Search the material and gather each line with "data" in it.
## BEGIN Input rows
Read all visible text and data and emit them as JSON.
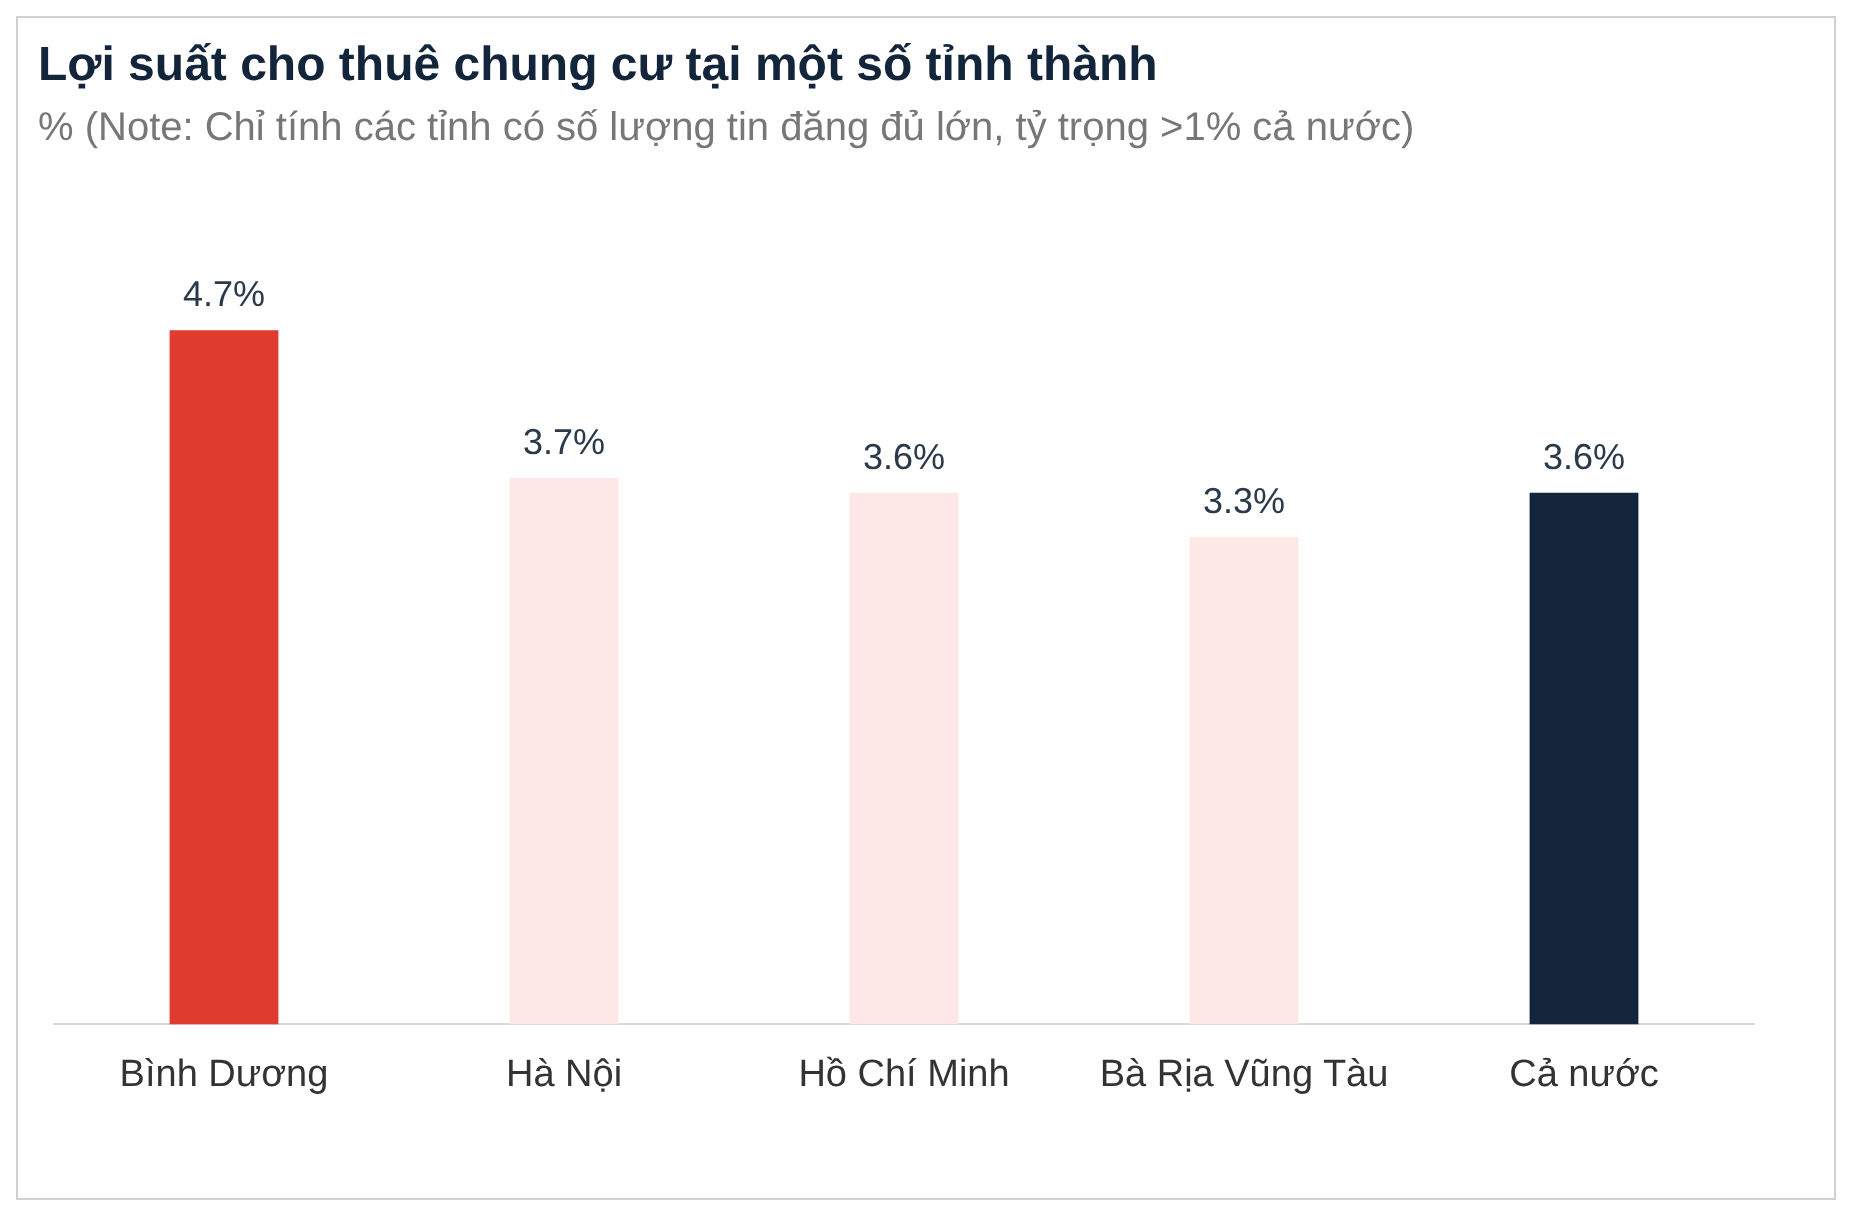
## END Input rows
## BEGIN Input rows
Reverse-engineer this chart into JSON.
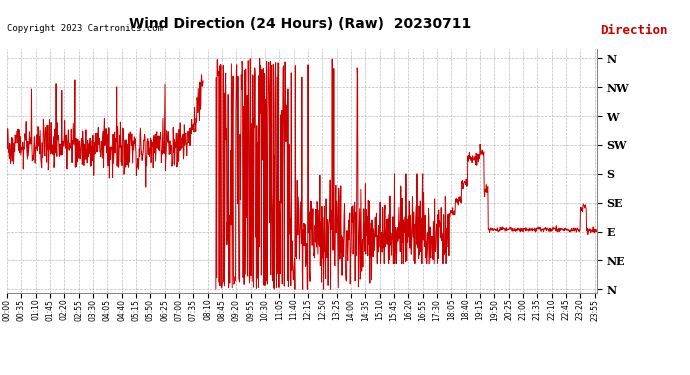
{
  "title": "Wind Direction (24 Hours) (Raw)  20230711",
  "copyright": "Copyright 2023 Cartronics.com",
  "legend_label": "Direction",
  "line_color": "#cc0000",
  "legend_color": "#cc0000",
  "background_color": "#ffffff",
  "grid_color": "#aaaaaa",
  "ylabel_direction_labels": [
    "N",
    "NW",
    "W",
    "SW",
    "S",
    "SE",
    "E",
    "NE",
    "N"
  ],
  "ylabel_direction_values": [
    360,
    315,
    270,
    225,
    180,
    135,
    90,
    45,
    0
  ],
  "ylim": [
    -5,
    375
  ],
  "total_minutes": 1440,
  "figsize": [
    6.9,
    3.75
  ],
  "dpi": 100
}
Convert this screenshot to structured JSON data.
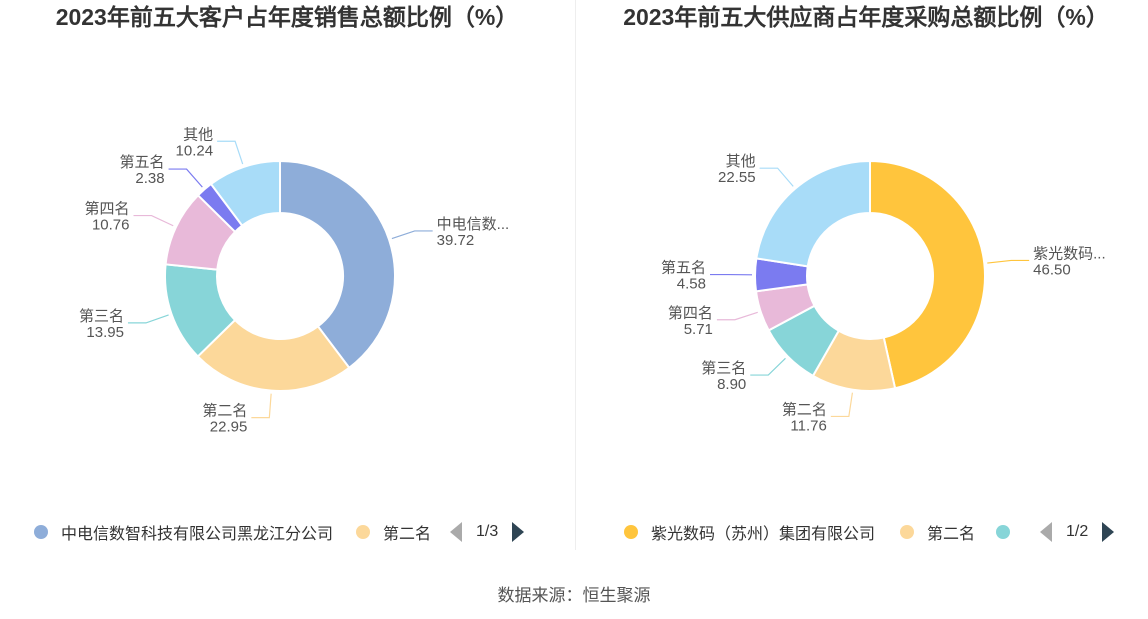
## END Input rows
* Full solution:
Read all visible text and data and emit them as JSON.
Convert this screenshot to structured JSON data.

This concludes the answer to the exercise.